*YOUR OBJECTIVE*.
Copy every line that mentions the word "just".

*RECORD LIST*.
::::
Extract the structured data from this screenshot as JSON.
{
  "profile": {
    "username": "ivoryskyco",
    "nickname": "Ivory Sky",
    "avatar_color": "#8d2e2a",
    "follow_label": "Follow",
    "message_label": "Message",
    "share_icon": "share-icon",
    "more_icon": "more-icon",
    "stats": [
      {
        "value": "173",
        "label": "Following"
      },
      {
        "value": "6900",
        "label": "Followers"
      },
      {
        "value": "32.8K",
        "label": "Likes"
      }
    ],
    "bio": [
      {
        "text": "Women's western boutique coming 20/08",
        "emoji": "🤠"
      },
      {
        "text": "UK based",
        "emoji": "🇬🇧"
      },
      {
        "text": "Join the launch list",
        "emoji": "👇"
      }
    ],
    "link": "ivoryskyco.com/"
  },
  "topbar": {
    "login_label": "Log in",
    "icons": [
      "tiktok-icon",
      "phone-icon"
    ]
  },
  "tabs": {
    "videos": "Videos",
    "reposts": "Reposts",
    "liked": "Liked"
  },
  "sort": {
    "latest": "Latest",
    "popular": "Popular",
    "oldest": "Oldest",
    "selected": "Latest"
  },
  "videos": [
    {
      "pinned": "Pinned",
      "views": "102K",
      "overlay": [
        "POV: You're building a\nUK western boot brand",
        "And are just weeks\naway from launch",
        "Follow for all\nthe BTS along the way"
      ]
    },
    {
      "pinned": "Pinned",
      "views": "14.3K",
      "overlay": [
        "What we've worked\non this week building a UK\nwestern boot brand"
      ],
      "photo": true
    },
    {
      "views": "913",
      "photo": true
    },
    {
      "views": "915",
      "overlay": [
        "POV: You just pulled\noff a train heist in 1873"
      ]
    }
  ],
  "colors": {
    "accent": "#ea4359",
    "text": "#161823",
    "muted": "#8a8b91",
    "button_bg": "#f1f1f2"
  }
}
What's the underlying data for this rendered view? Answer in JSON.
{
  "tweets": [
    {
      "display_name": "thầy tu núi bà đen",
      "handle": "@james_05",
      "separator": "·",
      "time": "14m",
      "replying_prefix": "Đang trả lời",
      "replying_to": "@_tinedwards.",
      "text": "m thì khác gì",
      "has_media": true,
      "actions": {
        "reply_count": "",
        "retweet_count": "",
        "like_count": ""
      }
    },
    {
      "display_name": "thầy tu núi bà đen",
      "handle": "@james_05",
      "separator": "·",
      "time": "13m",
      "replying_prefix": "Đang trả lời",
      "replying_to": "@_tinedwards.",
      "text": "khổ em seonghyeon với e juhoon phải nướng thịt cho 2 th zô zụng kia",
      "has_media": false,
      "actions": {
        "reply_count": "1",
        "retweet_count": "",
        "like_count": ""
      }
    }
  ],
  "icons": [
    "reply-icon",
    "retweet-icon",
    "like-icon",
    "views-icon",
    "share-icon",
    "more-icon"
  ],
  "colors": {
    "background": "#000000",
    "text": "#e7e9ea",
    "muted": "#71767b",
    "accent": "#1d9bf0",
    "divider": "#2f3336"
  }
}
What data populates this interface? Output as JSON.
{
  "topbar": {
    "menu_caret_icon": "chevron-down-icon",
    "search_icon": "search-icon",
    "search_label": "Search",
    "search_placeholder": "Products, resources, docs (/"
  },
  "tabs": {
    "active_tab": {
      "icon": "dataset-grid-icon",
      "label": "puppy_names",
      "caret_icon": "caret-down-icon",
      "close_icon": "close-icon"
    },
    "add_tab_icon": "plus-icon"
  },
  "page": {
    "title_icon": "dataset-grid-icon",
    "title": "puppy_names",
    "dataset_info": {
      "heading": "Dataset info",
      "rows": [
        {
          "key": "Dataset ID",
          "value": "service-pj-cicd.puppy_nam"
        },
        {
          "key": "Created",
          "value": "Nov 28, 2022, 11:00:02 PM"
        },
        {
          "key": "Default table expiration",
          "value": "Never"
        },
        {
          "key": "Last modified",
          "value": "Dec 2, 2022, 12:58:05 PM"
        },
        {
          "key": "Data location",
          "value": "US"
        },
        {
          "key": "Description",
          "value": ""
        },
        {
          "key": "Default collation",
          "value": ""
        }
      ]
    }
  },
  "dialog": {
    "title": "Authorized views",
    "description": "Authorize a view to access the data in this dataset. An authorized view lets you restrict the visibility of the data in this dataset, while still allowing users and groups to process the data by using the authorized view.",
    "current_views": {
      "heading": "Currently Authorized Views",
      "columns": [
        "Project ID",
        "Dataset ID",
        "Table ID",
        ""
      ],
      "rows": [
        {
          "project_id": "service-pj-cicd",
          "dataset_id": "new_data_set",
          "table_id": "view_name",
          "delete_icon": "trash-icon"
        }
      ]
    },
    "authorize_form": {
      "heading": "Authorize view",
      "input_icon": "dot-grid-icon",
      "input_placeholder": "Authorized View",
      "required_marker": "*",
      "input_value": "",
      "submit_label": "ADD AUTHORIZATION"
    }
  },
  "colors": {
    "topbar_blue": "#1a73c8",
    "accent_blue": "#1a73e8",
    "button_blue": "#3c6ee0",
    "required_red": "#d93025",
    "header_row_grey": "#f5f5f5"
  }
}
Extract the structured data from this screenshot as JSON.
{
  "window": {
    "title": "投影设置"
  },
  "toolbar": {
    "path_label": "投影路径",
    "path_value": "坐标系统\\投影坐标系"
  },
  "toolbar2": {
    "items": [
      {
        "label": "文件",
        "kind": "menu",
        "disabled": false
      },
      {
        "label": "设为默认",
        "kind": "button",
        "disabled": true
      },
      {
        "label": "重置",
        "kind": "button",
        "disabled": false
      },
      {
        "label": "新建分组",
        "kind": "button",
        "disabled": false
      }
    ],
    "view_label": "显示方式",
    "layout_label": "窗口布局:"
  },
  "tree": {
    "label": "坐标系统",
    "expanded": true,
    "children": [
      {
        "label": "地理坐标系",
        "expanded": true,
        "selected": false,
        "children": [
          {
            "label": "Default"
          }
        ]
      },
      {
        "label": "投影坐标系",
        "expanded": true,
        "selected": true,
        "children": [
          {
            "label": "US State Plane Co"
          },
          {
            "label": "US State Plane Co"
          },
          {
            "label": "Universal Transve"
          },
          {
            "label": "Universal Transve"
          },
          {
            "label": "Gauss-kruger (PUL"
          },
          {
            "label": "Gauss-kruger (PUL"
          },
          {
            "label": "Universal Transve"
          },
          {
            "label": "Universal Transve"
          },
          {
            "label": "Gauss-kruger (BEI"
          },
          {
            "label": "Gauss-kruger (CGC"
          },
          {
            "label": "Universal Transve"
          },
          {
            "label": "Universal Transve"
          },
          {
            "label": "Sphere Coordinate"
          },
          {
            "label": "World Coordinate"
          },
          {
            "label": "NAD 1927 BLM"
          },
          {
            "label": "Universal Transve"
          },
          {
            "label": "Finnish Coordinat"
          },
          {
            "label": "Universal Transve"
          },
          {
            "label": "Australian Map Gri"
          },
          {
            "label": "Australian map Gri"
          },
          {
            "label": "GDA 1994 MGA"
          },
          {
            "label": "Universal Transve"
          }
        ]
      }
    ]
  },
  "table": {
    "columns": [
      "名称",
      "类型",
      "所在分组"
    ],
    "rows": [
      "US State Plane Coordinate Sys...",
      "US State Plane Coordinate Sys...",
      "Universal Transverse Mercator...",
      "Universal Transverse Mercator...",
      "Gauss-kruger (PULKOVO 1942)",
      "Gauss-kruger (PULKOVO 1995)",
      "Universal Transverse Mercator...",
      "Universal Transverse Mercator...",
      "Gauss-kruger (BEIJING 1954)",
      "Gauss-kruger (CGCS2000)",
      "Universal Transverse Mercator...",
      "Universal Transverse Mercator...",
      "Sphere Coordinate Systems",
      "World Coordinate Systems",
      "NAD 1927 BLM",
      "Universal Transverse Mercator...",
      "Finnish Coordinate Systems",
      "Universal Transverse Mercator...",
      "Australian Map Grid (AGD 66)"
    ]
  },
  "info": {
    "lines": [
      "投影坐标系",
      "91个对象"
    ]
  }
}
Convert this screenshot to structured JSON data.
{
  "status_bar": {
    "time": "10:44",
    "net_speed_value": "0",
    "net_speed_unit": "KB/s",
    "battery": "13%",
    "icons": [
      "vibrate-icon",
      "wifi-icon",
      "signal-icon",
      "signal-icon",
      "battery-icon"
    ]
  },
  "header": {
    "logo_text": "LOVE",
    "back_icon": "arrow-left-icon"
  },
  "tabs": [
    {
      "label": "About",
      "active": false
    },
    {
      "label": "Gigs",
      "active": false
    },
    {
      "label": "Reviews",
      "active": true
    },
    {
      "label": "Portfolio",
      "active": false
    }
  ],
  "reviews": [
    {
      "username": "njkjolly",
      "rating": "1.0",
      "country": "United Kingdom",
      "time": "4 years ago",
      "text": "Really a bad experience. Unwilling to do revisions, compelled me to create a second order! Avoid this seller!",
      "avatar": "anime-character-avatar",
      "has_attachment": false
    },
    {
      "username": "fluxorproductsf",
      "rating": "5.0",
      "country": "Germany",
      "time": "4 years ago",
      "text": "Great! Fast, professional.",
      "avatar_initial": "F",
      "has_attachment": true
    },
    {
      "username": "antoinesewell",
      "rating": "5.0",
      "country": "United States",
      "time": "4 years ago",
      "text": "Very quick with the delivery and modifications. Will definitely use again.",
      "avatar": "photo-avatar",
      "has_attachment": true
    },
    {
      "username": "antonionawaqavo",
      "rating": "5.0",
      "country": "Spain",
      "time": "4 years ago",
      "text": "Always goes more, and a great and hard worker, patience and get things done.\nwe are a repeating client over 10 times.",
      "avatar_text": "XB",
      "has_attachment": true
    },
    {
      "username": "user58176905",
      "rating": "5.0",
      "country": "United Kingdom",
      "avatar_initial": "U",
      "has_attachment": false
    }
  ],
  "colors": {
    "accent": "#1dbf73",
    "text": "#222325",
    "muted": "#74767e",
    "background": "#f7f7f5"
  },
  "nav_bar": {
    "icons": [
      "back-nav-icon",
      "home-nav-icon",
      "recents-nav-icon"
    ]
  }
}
::::
*WRITTEN ANSWER*.
        "And are just weeks\naway from launch",
        "POV: You just pulled\noff a train heist in 1873"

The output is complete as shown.